• [PROBLEM REQUIREMENTS]
Copy every line of the following data that includes the string "TradingView".

** START RECORDS PROVIDED **

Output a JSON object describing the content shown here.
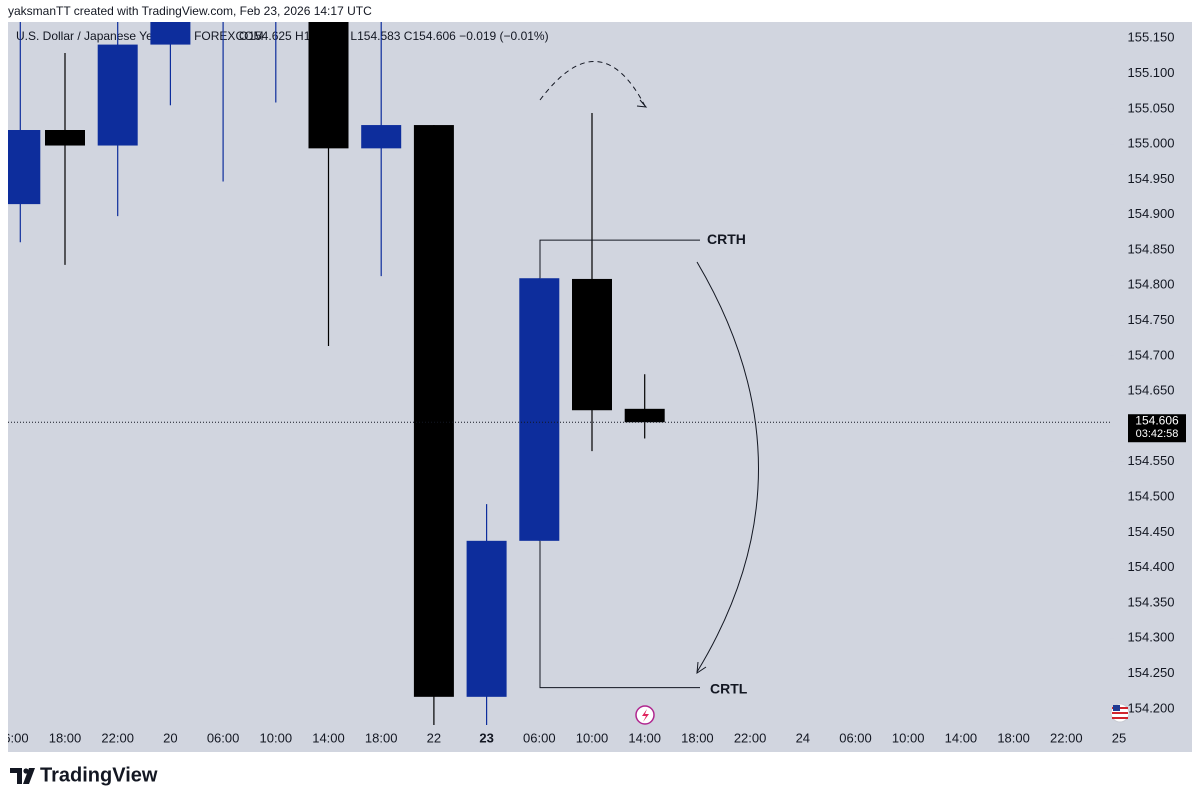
{
  "header": {
    "credit": "yaksmanTT created with TradingView.com, Feb 23, 2026 14:17 UTC"
  },
  "chart_data": {
    "type": "candlestick",
    "title": "U.S. Dollar / Japanese Yen · 4h · FOREXCOM",
    "subtitle": "O154.625  H154.674  L154.583  C154.606  −0.019 (−0.01%)",
    "categories": [
      "06:00",
      "18:00",
      "22:00",
      "20",
      "06:00",
      "10:00",
      "14:00",
      "18:00",
      "22",
      "23",
      "06:00",
      "10:00",
      "14:00",
      "18:00",
      "22:00",
      "24",
      "06:00",
      "10:00",
      "14:00",
      "18:00",
      "22:00",
      "25"
    ],
    "open": [
      154.915,
      155.02,
      154.998,
      155.141,
      155.2,
      155.3,
      155.25,
      154.994,
      155.027,
      154.217,
      154.438,
      154.809,
      154.625,
      null,
      null,
      null,
      null,
      null,
      null,
      null,
      null,
      null
    ],
    "high": [
      155.19,
      155.129,
      155.18,
      155.22,
      155.3,
      155.38,
      155.3,
      155.18,
      155.027,
      154.49,
      154.81,
      155.044,
      154.674,
      null,
      null,
      null,
      null,
      null,
      null,
      null,
      null,
      null
    ],
    "low": [
      154.861,
      154.829,
      154.898,
      155.055,
      154.947,
      155.059,
      154.714,
      154.813,
      154.177,
      154.177,
      154.438,
      154.565,
      154.583,
      null,
      null,
      null,
      null,
      null,
      null,
      null,
      null,
      null
    ],
    "close": [
      155.02,
      154.998,
      155.141,
      155.2,
      155.25,
      155.35,
      154.994,
      155.027,
      154.217,
      154.438,
      154.81,
      154.623,
      154.606,
      null,
      null,
      null,
      null,
      null,
      null,
      null,
      null,
      null
    ],
    "up_color": "#0d2d9c",
    "down_color": "#000000",
    "ylim": [
      154.17,
      155.173
    ],
    "yticks": [
      {
        "value": 154.2,
        "label": "154.200"
      },
      {
        "value": 154.25,
        "label": "154.250"
      },
      {
        "value": 154.3,
        "label": "154.300"
      },
      {
        "value": 154.35,
        "label": "154.350"
      },
      {
        "value": 154.4,
        "label": "154.400"
      },
      {
        "value": 154.45,
        "label": "154.450"
      },
      {
        "value": 154.5,
        "label": "154.500"
      },
      {
        "value": 154.55,
        "label": "154.550"
      },
      {
        "value": 154.6,
        "label": "154.600"
      },
      {
        "value": 154.65,
        "label": "154.650"
      },
      {
        "value": 154.7,
        "label": "154.700"
      },
      {
        "value": 154.75,
        "label": "154.750"
      },
      {
        "value": 154.8,
        "label": "154.800"
      },
      {
        "value": 154.85,
        "label": "154.850"
      },
      {
        "value": 154.9,
        "label": "154.900"
      },
      {
        "value": 154.95,
        "label": "154.950"
      },
      {
        "value": 155.0,
        "label": "155.000"
      },
      {
        "value": 155.05,
        "label": "155.050"
      },
      {
        "value": 155.1,
        "label": "155.100"
      },
      {
        "value": 155.15,
        "label": "155.150"
      }
    ],
    "last_price": {
      "value": 154.606,
      "label": "154.606"
    },
    "countdown": "03:42:58",
    "annotations": [
      {
        "text": "CRTH",
        "value": 154.864
      },
      {
        "text": "CRTL",
        "value": 154.23
      }
    ]
  },
  "footer": {
    "brand": "TradingView"
  }
}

** END RECORDS PROVIDED **

• [RESULT OF THE TASK]
    "credit": "yaksmanTT created with TradingView.com, Feb 23, 2026 14:17 UTC"
    "brand": "TradingView"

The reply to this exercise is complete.